Identify and pull out each line of the entries in which "text" occurs.

* _Provided data_:
-*-

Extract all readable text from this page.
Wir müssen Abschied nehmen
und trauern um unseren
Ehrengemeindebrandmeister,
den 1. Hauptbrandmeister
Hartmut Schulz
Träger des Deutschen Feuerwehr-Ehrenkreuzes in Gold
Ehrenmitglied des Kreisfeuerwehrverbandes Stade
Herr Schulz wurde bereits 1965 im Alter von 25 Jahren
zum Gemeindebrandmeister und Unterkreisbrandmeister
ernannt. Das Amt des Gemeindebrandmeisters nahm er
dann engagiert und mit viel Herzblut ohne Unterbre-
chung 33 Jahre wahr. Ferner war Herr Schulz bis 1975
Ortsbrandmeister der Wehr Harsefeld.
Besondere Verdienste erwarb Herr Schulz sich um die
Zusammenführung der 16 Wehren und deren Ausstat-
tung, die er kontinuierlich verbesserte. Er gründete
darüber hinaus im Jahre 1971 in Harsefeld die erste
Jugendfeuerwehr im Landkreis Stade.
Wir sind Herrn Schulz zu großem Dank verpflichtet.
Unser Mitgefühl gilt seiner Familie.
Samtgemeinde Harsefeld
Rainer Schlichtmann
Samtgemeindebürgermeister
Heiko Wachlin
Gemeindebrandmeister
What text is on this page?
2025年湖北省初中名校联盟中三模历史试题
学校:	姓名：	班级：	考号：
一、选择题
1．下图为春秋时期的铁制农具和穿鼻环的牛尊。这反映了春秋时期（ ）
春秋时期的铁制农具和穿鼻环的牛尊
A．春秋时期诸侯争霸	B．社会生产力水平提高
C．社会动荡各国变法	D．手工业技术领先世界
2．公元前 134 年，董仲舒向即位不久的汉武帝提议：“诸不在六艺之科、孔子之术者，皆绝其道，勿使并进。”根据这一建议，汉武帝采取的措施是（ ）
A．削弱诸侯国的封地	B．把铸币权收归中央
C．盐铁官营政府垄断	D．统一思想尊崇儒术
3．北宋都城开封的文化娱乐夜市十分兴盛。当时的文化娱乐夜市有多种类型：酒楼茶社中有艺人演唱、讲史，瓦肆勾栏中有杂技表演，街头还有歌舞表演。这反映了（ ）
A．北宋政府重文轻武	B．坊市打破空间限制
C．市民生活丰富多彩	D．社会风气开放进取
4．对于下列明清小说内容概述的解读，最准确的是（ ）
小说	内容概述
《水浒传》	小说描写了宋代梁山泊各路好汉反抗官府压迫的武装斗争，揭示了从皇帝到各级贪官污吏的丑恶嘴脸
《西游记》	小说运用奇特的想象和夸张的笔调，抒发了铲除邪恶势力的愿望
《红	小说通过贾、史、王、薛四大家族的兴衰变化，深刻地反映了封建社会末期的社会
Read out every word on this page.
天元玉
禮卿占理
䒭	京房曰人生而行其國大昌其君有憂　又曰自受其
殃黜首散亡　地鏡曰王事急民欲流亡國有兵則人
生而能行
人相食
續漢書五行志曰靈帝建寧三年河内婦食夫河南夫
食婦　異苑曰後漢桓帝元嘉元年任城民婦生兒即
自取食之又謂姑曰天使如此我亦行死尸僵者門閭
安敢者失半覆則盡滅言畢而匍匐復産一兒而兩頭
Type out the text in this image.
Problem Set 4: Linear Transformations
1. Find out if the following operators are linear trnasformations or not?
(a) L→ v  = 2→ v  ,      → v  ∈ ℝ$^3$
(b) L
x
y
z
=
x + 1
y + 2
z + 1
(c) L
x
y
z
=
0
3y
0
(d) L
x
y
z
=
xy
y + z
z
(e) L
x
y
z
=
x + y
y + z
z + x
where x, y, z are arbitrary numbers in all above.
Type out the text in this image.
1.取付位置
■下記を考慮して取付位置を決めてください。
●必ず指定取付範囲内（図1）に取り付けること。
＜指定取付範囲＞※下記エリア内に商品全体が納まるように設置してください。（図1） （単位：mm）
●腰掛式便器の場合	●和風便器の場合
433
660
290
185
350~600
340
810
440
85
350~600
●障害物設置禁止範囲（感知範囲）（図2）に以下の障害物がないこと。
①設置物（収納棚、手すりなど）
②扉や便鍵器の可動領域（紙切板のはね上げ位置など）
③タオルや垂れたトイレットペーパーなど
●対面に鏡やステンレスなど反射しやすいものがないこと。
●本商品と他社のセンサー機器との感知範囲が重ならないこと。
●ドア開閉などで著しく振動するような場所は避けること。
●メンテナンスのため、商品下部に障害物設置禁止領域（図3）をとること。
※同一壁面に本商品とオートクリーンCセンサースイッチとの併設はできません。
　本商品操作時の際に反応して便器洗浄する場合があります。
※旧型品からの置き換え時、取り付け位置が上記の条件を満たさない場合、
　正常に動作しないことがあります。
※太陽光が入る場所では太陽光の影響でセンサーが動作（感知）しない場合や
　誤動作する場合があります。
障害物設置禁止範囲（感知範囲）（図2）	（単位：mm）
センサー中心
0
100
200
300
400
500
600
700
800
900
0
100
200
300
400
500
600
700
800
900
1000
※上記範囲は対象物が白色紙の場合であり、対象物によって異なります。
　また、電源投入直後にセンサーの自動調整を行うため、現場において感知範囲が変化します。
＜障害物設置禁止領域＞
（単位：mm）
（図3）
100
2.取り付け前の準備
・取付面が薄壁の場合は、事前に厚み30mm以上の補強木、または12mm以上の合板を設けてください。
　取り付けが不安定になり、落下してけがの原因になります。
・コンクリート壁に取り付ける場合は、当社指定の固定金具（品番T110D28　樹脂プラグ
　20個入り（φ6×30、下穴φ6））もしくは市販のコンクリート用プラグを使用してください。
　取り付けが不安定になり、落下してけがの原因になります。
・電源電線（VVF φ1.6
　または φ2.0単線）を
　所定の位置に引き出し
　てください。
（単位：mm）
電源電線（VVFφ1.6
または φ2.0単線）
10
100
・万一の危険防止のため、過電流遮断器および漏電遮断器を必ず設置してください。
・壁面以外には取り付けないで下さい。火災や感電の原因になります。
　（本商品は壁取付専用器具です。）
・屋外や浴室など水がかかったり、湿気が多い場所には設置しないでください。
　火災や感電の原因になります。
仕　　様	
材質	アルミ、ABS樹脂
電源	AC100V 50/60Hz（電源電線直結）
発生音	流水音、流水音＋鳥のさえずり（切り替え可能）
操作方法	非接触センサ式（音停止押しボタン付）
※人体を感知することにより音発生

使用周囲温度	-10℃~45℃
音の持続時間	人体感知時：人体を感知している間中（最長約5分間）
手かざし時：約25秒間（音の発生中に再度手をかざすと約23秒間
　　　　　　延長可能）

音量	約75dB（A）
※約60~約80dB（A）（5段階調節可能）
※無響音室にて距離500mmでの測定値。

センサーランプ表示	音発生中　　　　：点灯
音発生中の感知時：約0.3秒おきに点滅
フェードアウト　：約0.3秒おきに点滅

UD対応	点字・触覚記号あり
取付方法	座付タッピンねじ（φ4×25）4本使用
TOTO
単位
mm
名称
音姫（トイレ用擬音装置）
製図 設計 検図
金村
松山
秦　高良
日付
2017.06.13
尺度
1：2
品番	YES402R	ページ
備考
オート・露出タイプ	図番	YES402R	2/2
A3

-*-

* _Written reply_:
Extract all readable text from this page.
What text is on this page?
Type out the text in this image.
Type out the text in this image.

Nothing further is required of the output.